━━━ Rows ━━━

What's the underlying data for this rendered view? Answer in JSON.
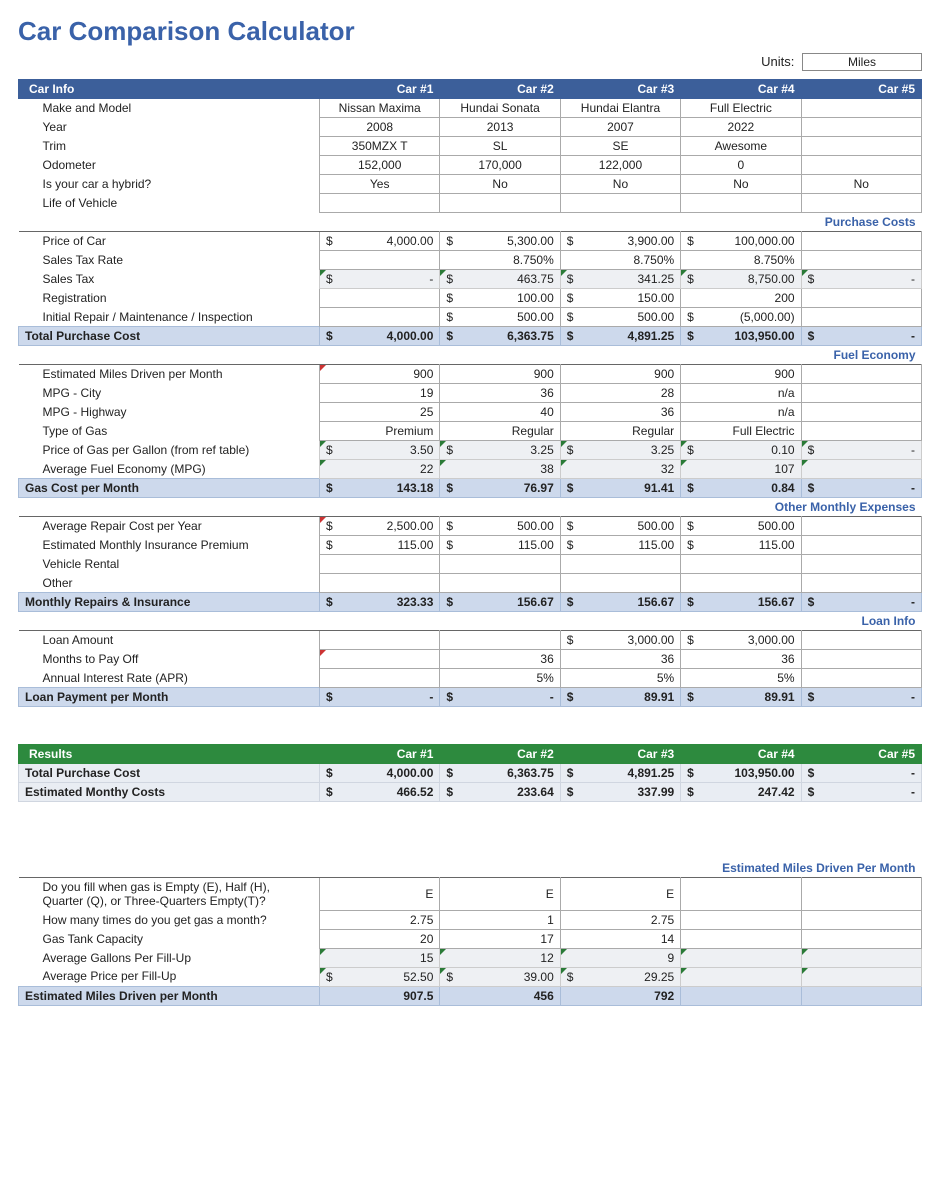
{
  "title": "Car Comparison Calculator",
  "units_label": "Units:",
  "units_value": "Miles",
  "car_headers": [
    "Car #1",
    "Car #2",
    "Car #3",
    "Car #4",
    "Car #5"
  ],
  "sections": {
    "car_info": {
      "header": "Car Info",
      "rows": {
        "make": {
          "label": "Make and Model",
          "v": [
            "Nissan Maxima",
            "Hundai Sonata",
            "Hundai Elantra",
            "Full Electric",
            ""
          ]
        },
        "year": {
          "label": "Year",
          "v": [
            "2008",
            "2013",
            "2007",
            "2022",
            ""
          ]
        },
        "trim": {
          "label": "Trim",
          "v": [
            "350MZX T",
            "SL",
            "SE",
            "Awesome",
            ""
          ]
        },
        "odo": {
          "label": "Odometer",
          "v": [
            "152,000",
            "170,000",
            "122,000",
            "0",
            ""
          ]
        },
        "hyb": {
          "label": "Is your car a hybrid?",
          "v": [
            "Yes",
            "No",
            "No",
            "No",
            "No"
          ]
        },
        "life": {
          "label": "Life of Vehicle",
          "v": [
            "",
            "",
            "",
            "",
            ""
          ]
        }
      }
    },
    "purchase": {
      "title": "Purchase Costs",
      "rows": {
        "price": {
          "label": "Price of Car",
          "v": [
            "4,000.00",
            "5,300.00",
            "3,900.00",
            "100,000.00",
            ""
          ],
          "money": true
        },
        "taxr": {
          "label": "Sales Tax Rate",
          "v": [
            "",
            "8.750%",
            "8.750%",
            "8.750%",
            ""
          ]
        },
        "tax": {
          "label": "Sales Tax",
          "v": [
            "-",
            "463.75",
            "341.25",
            "8,750.00",
            "-"
          ],
          "money": true,
          "calc": true
        },
        "reg": {
          "label": "Registration",
          "v": [
            "",
            "100.00",
            "150.00",
            "200",
            ""
          ],
          "money_some": [
            false,
            true,
            true,
            false,
            false
          ]
        },
        "rep": {
          "label": "Initial Repair / Maintenance / Inspection",
          "v": [
            "",
            "500.00",
            "500.00",
            "(5,000.00)",
            ""
          ],
          "money_some": [
            false,
            true,
            true,
            true,
            false
          ]
        }
      },
      "total": {
        "label": "Total Purchase Cost",
        "v": [
          "4,000.00",
          "6,363.75",
          "4,891.25",
          "103,950.00",
          "-"
        ],
        "money": true
      }
    },
    "fuel": {
      "title": "Fuel Economy",
      "rows": {
        "miles": {
          "label": "Estimated Miles Driven per Month",
          "v": [
            "900",
            "900",
            "900",
            "900",
            ""
          ],
          "red": [
            true,
            false,
            false,
            false,
            false
          ]
        },
        "mpgC": {
          "label": "MPG - City",
          "v": [
            "19",
            "36",
            "28",
            "n/a",
            ""
          ]
        },
        "mpgH": {
          "label": "MPG - Highway",
          "v": [
            "25",
            "40",
            "36",
            "n/a",
            ""
          ]
        },
        "type": {
          "label": "Type of Gas",
          "v": [
            "Premium",
            "Regular",
            "Regular",
            "Full Electric",
            ""
          ]
        },
        "ppg": {
          "label": "Price of Gas per Gallon (from ref table)",
          "v": [
            "3.50",
            "3.25",
            "3.25",
            "0.10",
            "-"
          ],
          "money": true,
          "calc": true
        },
        "avg": {
          "label": "Average Fuel Economy (MPG)",
          "v": [
            "22",
            "38",
            "32",
            "107",
            ""
          ],
          "calc": true
        }
      },
      "total": {
        "label": "Gas Cost per Month",
        "v": [
          "143.18",
          "76.97",
          "91.41",
          "0.84",
          "-"
        ],
        "money": true
      }
    },
    "other": {
      "title": "Other Monthly Expenses",
      "rows": {
        "rep": {
          "label": "Average Repair Cost per Year",
          "v": [
            "2,500.00",
            "500.00",
            "500.00",
            "500.00",
            ""
          ],
          "money": true,
          "red": [
            true,
            false,
            false,
            false,
            false
          ]
        },
        "ins": {
          "label": "Estimated Monthly Insurance Premium",
          "v": [
            "115.00",
            "115.00",
            "115.00",
            "115.00",
            ""
          ],
          "money": true
        },
        "rent": {
          "label": "Vehicle Rental",
          "v": [
            "",
            "",
            "",
            "",
            ""
          ]
        },
        "oth": {
          "label": "Other",
          "v": [
            "",
            "",
            "",
            "",
            ""
          ]
        }
      },
      "total": {
        "label": "Monthly Repairs & Insurance",
        "v": [
          "323.33",
          "156.67",
          "156.67",
          "156.67",
          "-"
        ],
        "money": true
      }
    },
    "loan": {
      "title": "Loan Info",
      "rows": {
        "amt": {
          "label": "Loan Amount",
          "v": [
            "",
            "",
            "3,000.00",
            "3,000.00",
            ""
          ],
          "money_some": [
            false,
            false,
            true,
            true,
            false
          ]
        },
        "mon": {
          "label": "Months to Pay Off",
          "v": [
            "",
            "36",
            "36",
            "36",
            ""
          ],
          "red": [
            true,
            false,
            false,
            false,
            false
          ]
        },
        "apr": {
          "label": "Annual Interest Rate (APR)",
          "v": [
            "",
            "5%",
            "5%",
            "5%",
            ""
          ]
        }
      },
      "total": {
        "label": "Loan Payment per Month",
        "v": [
          "-",
          "-",
          "89.91",
          "89.91",
          "-"
        ],
        "money": true
      }
    },
    "results": {
      "header": "Results",
      "rows": {
        "tpc": {
          "label": "Total Purchase Cost",
          "v": [
            "4,000.00",
            "6,363.75",
            "4,891.25",
            "103,950.00",
            "-"
          ],
          "money": true
        },
        "emc": {
          "label": "Estimated Monthy Costs",
          "v": [
            "466.52",
            "233.64",
            "337.99",
            "247.42",
            "-"
          ],
          "money": true
        }
      }
    },
    "miles": {
      "title": "Estimated Miles Driven Per Month",
      "rows": {
        "fill": {
          "label": "Do you fill when gas is Empty (E), Half (H), Quarter (Q), or Three-Quarters Empty(T)?",
          "v": [
            "E",
            "E",
            "E",
            "",
            ""
          ]
        },
        "times": {
          "label": "How many times do you get gas a month?",
          "v": [
            "2.75",
            "1",
            "2.75",
            "",
            ""
          ]
        },
        "tank": {
          "label": "Gas Tank Capacity",
          "v": [
            "20",
            "17",
            "14",
            "",
            ""
          ]
        },
        "gpf": {
          "label": "Average Gallons Per Fill-Up",
          "v": [
            "15",
            "12",
            "9",
            "",
            ""
          ],
          "calc": true
        },
        "ppf": {
          "label": "Average Price per Fill-Up",
          "v": [
            "52.50",
            "39.00",
            "29.25",
            "",
            ""
          ],
          "money": true,
          "calc": true
        }
      },
      "total": {
        "label": "Estimated Miles Driven per Month",
        "v": [
          "907.5",
          "456",
          "792",
          "",
          ""
        ]
      }
    }
  }
}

━━━

Work required:
Verbatim reproduction of every record is required; images are left out.

Output below:
What's the underlying data for this rendered view? Answer in JSON.
{
  "title": "Car Comparison Calculator",
  "units_label": "Units:",
  "units_value": "Miles",
  "car_headers": [
    "Car #1",
    "Car #2",
    "Car #3",
    "Car #4",
    "Car #5"
  ],
  "sections": {
    "car_info": {
      "header": "Car Info",
      "rows": {
        "make": {
          "label": "Make and Model",
          "v": [
            "Nissan Maxima",
            "Hundai Sonata",
            "Hundai Elantra",
            "Full Electric",
            ""
          ]
        },
        "year": {
          "label": "Year",
          "v": [
            "2008",
            "2013",
            "2007",
            "2022",
            ""
          ]
        },
        "trim": {
          "label": "Trim",
          "v": [
            "350MZX T",
            "SL",
            "SE",
            "Awesome",
            ""
          ]
        },
        "odo": {
          "label": "Odometer",
          "v": [
            "152,000",
            "170,000",
            "122,000",
            "0",
            ""
          ]
        },
        "hyb": {
          "label": "Is your car a hybrid?",
          "v": [
            "Yes",
            "No",
            "No",
            "No",
            "No"
          ]
        },
        "life": {
          "label": "Life of Vehicle",
          "v": [
            "",
            "",
            "",
            "",
            ""
          ]
        }
      }
    },
    "purchase": {
      "title": "Purchase Costs",
      "rows": {
        "price": {
          "label": "Price of Car",
          "v": [
            "4,000.00",
            "5,300.00",
            "3,900.00",
            "100,000.00",
            ""
          ],
          "money": true
        },
        "taxr": {
          "label": "Sales Tax Rate",
          "v": [
            "",
            "8.750%",
            "8.750%",
            "8.750%",
            ""
          ]
        },
        "tax": {
          "label": "Sales Tax",
          "v": [
            "-",
            "463.75",
            "341.25",
            "8,750.00",
            "-"
          ],
          "money": true,
          "calc": true
        },
        "reg": {
          "label": "Registration",
          "v": [
            "",
            "100.00",
            "150.00",
            "200",
            ""
          ],
          "money_some": [
            false,
            true,
            true,
            false,
            false
          ]
        },
        "rep": {
          "label": "Initial Repair / Maintenance / Inspection",
          "v": [
            "",
            "500.00",
            "500.00",
            "(5,000.00)",
            ""
          ],
          "money_some": [
            false,
            true,
            true,
            true,
            false
          ]
        }
      },
      "total": {
        "label": "Total Purchase Cost",
        "v": [
          "4,000.00",
          "6,363.75",
          "4,891.25",
          "103,950.00",
          "-"
        ],
        "money": true
      }
    },
    "fuel": {
      "title": "Fuel Economy",
      "rows": {
        "miles": {
          "label": "Estimated Miles Driven per Month",
          "v": [
            "900",
            "900",
            "900",
            "900",
            ""
          ],
          "red": [
            true,
            false,
            false,
            false,
            false
          ]
        },
        "mpgC": {
          "label": "MPG - City",
          "v": [
            "19",
            "36",
            "28",
            "n/a",
            ""
          ]
        },
        "mpgH": {
          "label": "MPG - Highway",
          "v": [
            "25",
            "40",
            "36",
            "n/a",
            ""
          ]
        },
        "type": {
          "label": "Type of Gas",
          "v": [
            "Premium",
            "Regular",
            "Regular",
            "Full Electric",
            ""
          ]
        },
        "ppg": {
          "label": "Price of Gas per Gallon (from ref table)",
          "v": [
            "3.50",
            "3.25",
            "3.25",
            "0.10",
            "-"
          ],
          "money": true,
          "calc": true
        },
        "avg": {
          "label": "Average Fuel Economy (MPG)",
          "v": [
            "22",
            "38",
            "32",
            "107",
            ""
          ],
          "calc": true
        }
      },
      "total": {
        "label": "Gas Cost per Month",
        "v": [
          "143.18",
          "76.97",
          "91.41",
          "0.84",
          "-"
        ],
        "money": true
      }
    },
    "other": {
      "title": "Other Monthly Expenses",
      "rows": {
        "rep": {
          "label": "Average Repair Cost per Year",
          "v": [
            "2,500.00",
            "500.00",
            "500.00",
            "500.00",
            ""
          ],
          "money": true,
          "red": [
            true,
            false,
            false,
            false,
            false
          ]
        },
        "ins": {
          "label": "Estimated Monthly Insurance Premium",
          "v": [
            "115.00",
            "115.00",
            "115.00",
            "115.00",
            ""
          ],
          "money": true
        },
        "rent": {
          "label": "Vehicle Rental",
          "v": [
            "",
            "",
            "",
            "",
            ""
          ]
        },
        "oth": {
          "label": "Other",
          "v": [
            "",
            "",
            "",
            "",
            ""
          ]
        }
      },
      "total": {
        "label": "Monthly Repairs & Insurance",
        "v": [
          "323.33",
          "156.67",
          "156.67",
          "156.67",
          "-"
        ],
        "money": true
      }
    },
    "loan": {
      "title": "Loan Info",
      "rows": {
        "amt": {
          "label": "Loan Amount",
          "v": [
            "",
            "",
            "3,000.00",
            "3,000.00",
            ""
          ],
          "money_some": [
            false,
            false,
            true,
            true,
            false
          ]
        },
        "mon": {
          "label": "Months to Pay Off",
          "v": [
            "",
            "36",
            "36",
            "36",
            ""
          ],
          "red": [
            true,
            false,
            false,
            false,
            false
          ]
        },
        "apr": {
          "label": "Annual Interest Rate (APR)",
          "v": [
            "",
            "5%",
            "5%",
            "5%",
            ""
          ]
        }
      },
      "total": {
        "label": "Loan Payment per Month",
        "v": [
          "-",
          "-",
          "89.91",
          "89.91",
          "-"
        ],
        "money": true
      }
    },
    "results": {
      "header": "Results",
      "rows": {
        "tpc": {
          "label": "Total Purchase Cost",
          "v": [
            "4,000.00",
            "6,363.75",
            "4,891.25",
            "103,950.00",
            "-"
          ],
          "money": true
        },
        "emc": {
          "label": "Estimated Monthy Costs",
          "v": [
            "466.52",
            "233.64",
            "337.99",
            "247.42",
            "-"
          ],
          "money": true
        }
      }
    },
    "miles": {
      "title": "Estimated Miles Driven Per Month",
      "rows": {
        "fill": {
          "label": "Do you fill when gas is Empty (E), Half (H), Quarter (Q), or Three-Quarters Empty(T)?",
          "v": [
            "E",
            "E",
            "E",
            "",
            ""
          ]
        },
        "times": {
          "label": "How many times do you get gas a month?",
          "v": [
            "2.75",
            "1",
            "2.75",
            "",
            ""
          ]
        },
        "tank": {
          "label": "Gas Tank Capacity",
          "v": [
            "20",
            "17",
            "14",
            "",
            ""
          ]
        },
        "gpf": {
          "label": "Average Gallons Per Fill-Up",
          "v": [
            "15",
            "12",
            "9",
            "",
            ""
          ],
          "calc": true
        },
        "ppf": {
          "label": "Average Price per Fill-Up",
          "v": [
            "52.50",
            "39.00",
            "29.25",
            "",
            ""
          ],
          "money": true,
          "calc": true
        }
      },
      "total": {
        "label": "Estimated Miles Driven per Month",
        "v": [
          "907.5",
          "456",
          "792",
          "",
          ""
        ]
      }
    }
  }
}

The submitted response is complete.